Work required ▸ Return the entries verbatim and drop every picture.

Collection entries

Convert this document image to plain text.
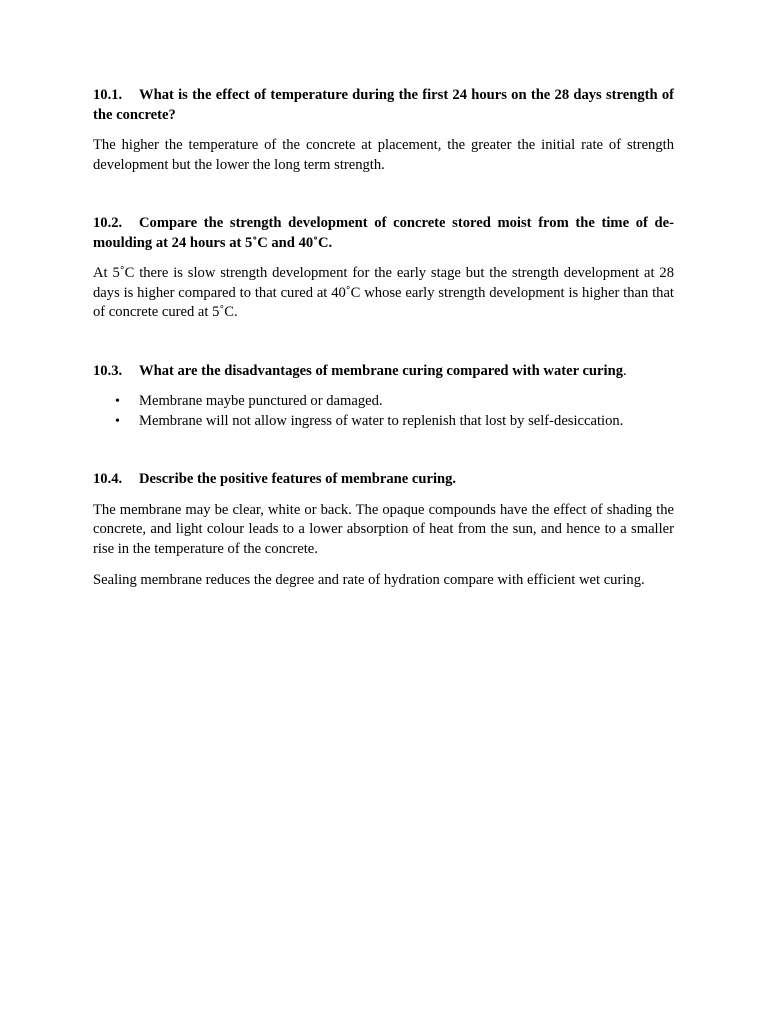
10.1. What is the effect of temperature during the first 24 hours on the 28 days strength of the concrete?

The higher the temperature of the concrete at placement, the greater the initial rate of strength development but the lower the long term strength.

10.2. Compare the strength development of concrete stored moist from the time of de-moulding at 24 hours at 5˚C and 40˚C.

At 5˚C there is slow strength development for the early stage but the strength development at 28 days is higher compared to that cured at 40˚C whose early strength development is higher than that of concrete cured at 5˚C.

10.3. What are the disadvantages of membrane curing compared with water curing.

• Membrane maybe punctured or damaged.
• Membrane will not allow ingress of water to replenish that lost by self-desiccation.

10.4. Describe the positive features of membrane curing.

The membrane may be clear, white or back. The opaque compounds have the effect of shading the concrete, and light colour leads to a lower absorption of heat from the sun, and hence to a smaller rise in the temperature of the concrete.

Sealing membrane reduces the degree and rate of hydration compare with efficient wet curing.
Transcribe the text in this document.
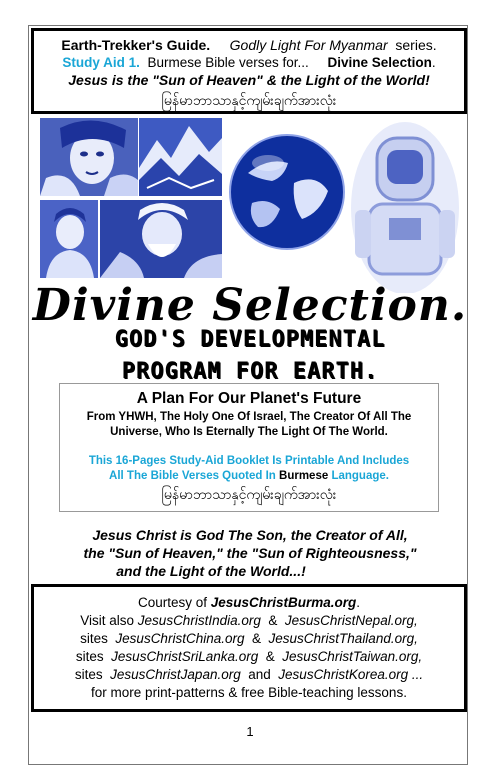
Earth-Trekker's Guide. Godly Light For Myanmar series.
Study Aid 1. Burmese Bible verses for... Divine Selection.
Jesus is the "Sun of Heaven" & the Light of the World!
မြန်မာဘာသာနှင့်ကျမ်းချက်အားလုံး
Divine Selection.
GOD'S DEVELOPMENTAL
PROGRAM FOR EARTH.
A Plan For Our Planet's Future
From YHWH, The Holy One Of Israel, The Creator Of All The
Universe, Who Is Eternally The Light Of The World.
This 16-Pages Study-Aid Booklet Is Printable And Includes
All The Bible Verses Quoted In Burmese Language.
မြန်မာဘာသာနှင့်ကျမ်းချက်အားလုံး
Jesus Christ is God The Son, the Creator of All,
the "Sun of Heaven," the "Sun of Righteousness,"
and the Light of the World...!
Courtesy of JesusChristBurma.org.
Visit also JesusChristIndia.org & JesusChristNepal.org,
sites JesusChristChina.org & JesusChristThailand.org,
sites JesusChristSriLanka.org & JesusChristTaiwan.org,
sites JesusChristJapan.org and JesusChristKorea.org ...
for more print-patterns & free Bible-teaching lessons.
1
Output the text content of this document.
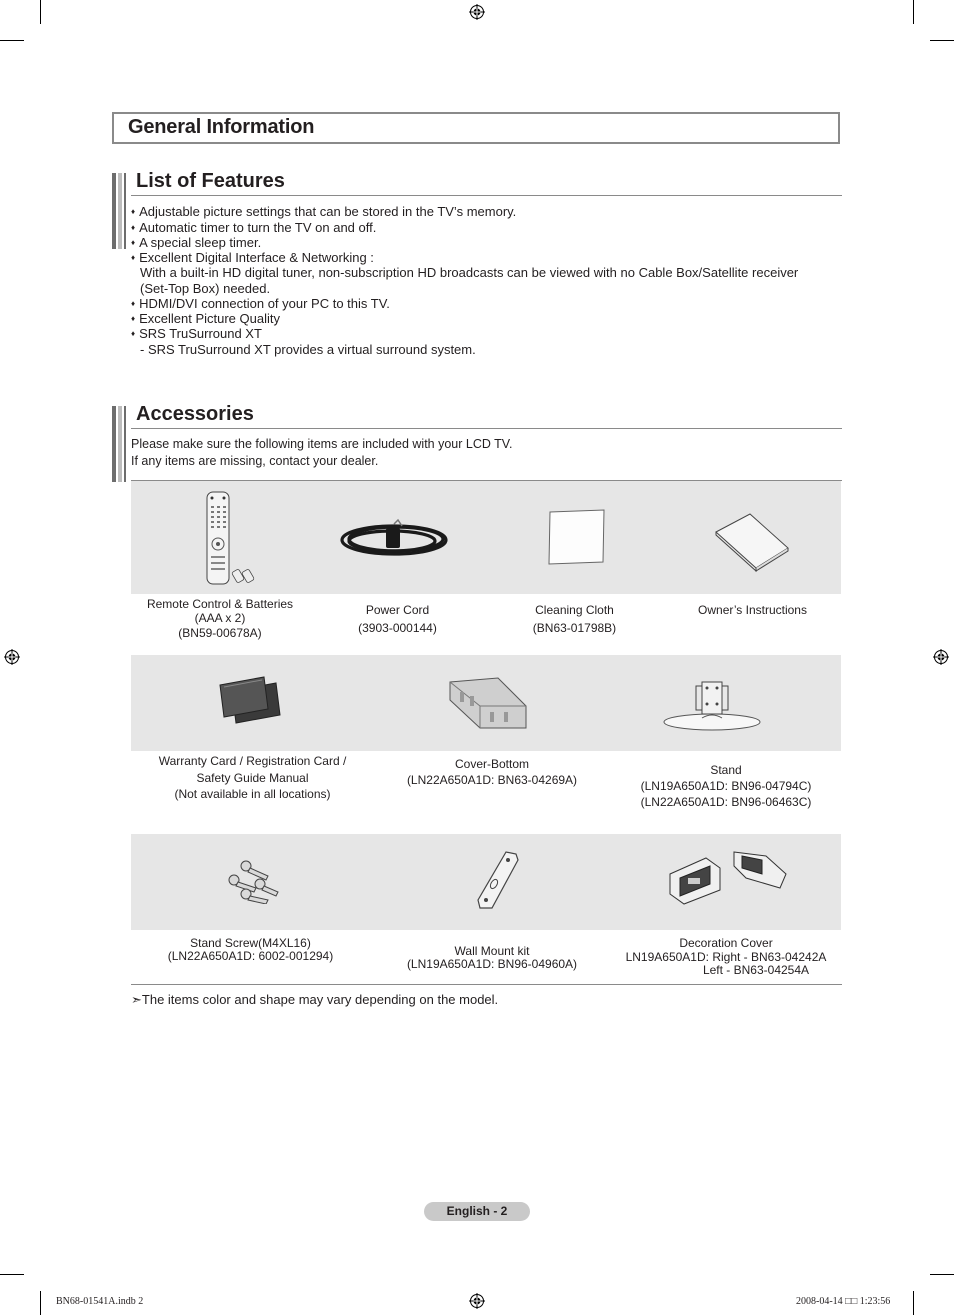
General Information
List of Features
♦ Adjustable picture settings that can be stored in the TV’s memory.
♦ Automatic timer to turn the TV on and off.
♦ A special sleep timer.
♦ Excellent Digital Interface & Networking :
With a built-in HD digital tuner, non-subscription HD broadcasts can be viewed with no Cable Box/Satellite receiver
(Set-Top Box) needed.
♦ HDMI/DVI connection of your PC to this TV.
♦ Excellent Picture Quality
♦ SRS TruSurround XT
- SRS TruSurround XT provides a virtual surround system.
Accessories
Please make sure the following items are included with your LCD TV.
If any items are missing, contact your dealer.
Remote Control & Batteries
(AAA x 2)
(BN59-00678A)
Power Cord
(3903-000144)
Cleaning Cloth
(BN63-01798B)
Owner’s Instructions
Warranty Card / Registration Card /
Safety Guide Manual
(Not available in all locations)
Cover-Bottom
(LN22A650A1D: BN63-04269A)
Stand
(LN19A650A1D: BN96-04794C)
(LN22A650A1D: BN96-06463C)
Stand Screw(M4XL16)
(LN22A650A1D: 6002-001294)	Wall Mount kit
(LN19A650A1D: BN96-04960A)
Decoration Cover
LN19A650A1D: Right - BN63-04242A
Left - BN63-04254A
➣The items color and shape may vary depending on the model.
English - 2
BN68-01541A.indb 2	2008-04-14 □□ 1:23:56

Response below ▸
Convert this document image to plain text.
10.1. What is the effect of temperature during the first 24 hours on the 28 days strength of the concrete?

The higher the temperature of the concrete at placement, the greater the initial rate of strength development but the lower the long term strength.

10.2. Compare the strength development of concrete stored moist from the time of de-moulding at 24 hours at 5˚C and 40˚C.

At 5˚C there is slow strength development for the early stage but the strength development at 28 days is higher compared to that cured at 40˚C whose early strength development is higher than that of concrete cured at 5˚C.

10.3. What are the disadvantages of membrane curing compared with water curing.

• Membrane maybe punctured or damaged.
• Membrane will not allow ingress of water to replenish that lost by self-desiccation.

10.4. Describe the positive features of membrane curing.

The membrane may be clear, white or back. The opaque compounds have the effect of shading the concrete, and light colour leads to a lower absorption of heat from the sun, and hence to a smaller rise in the temperature of the concrete.

Sealing membrane reduces the degree and rate of hydration compare with efficient wet curing.
Transcribe the text in this document.
Earth-Trekker's Guide. Godly Light For Myanmar series.
Study Aid 1. Burmese Bible verses for... Divine Selection.
Jesus is the "Sun of Heaven" & the Light of the World!
မြန်မာဘာသာနှင့်ကျမ်းချက်အားလုံး
Divine Selection.
GOD'S DEVELOPMENTAL
PROGRAM FOR EARTH.
A Plan For Our Planet's Future
From YHWH, The Holy One Of Israel, The Creator Of All The
Universe, Who Is Eternally The Light Of The World.
This 16-Pages Study-Aid Booklet Is Printable And Includes
All The Bible Verses Quoted In Burmese Language.
မြန်မာဘာသာနှင့်ကျမ်းချက်အားလုံး
Jesus Christ is God The Son, the Creator of All,
the "Sun of Heaven," the "Sun of Righteousness,"
and the Light of the World...!
Courtesy of JesusChristBurma.org.
Visit also JesusChristIndia.org & JesusChristNepal.org,
sites JesusChristChina.org & JesusChristThailand.org,
sites JesusChristSriLanka.org & JesusChristTaiwan.org,
sites JesusChristJapan.org and JesusChristKorea.org ...
for more print-patterns & free Bible-teaching lessons.
1
Output the text content of this document.
General Information
List of Features
♦ Adjustable picture settings that can be stored in the TV’s memory.
♦ Automatic timer to turn the TV on and off.
♦ A special sleep timer.
♦ Excellent Digital Interface & Networking :
With a built-in HD digital tuner, non-subscription HD broadcasts can be viewed with no Cable Box/Satellite receiver
(Set-Top Box) needed.
♦ HDMI/DVI connection of your PC to this TV.
♦ Excellent Picture Quality
♦ SRS TruSurround XT
- SRS TruSurround XT provides a virtual surround system.
Accessories
Please make sure the following items are included with your LCD TV.
If any items are missing, contact your dealer.
Remote Control & Batteries
(AAA x 2)
(BN59-00678A)
Power Cord
(3903-000144)
Cleaning Cloth
(BN63-01798B)
Owner’s Instructions
Warranty Card / Registration Card /
Safety Guide Manual
(Not available in all locations)
Cover-Bottom
(LN22A650A1D: BN63-04269A)
Stand
(LN19A650A1D: BN96-04794C)
(LN22A650A1D: BN96-06463C)
Stand Screw(M4XL16)
(LN22A650A1D: 6002-001294)	Wall Mount kit
(LN19A650A1D: BN96-04960A)
Decoration Cover
LN19A650A1D: Right - BN63-04242A
Left - BN63-04254A
➣The items color and shape may vary depending on the model.
English - 2
BN68-01541A.indb 2	2008-04-14 □□ 1:23:56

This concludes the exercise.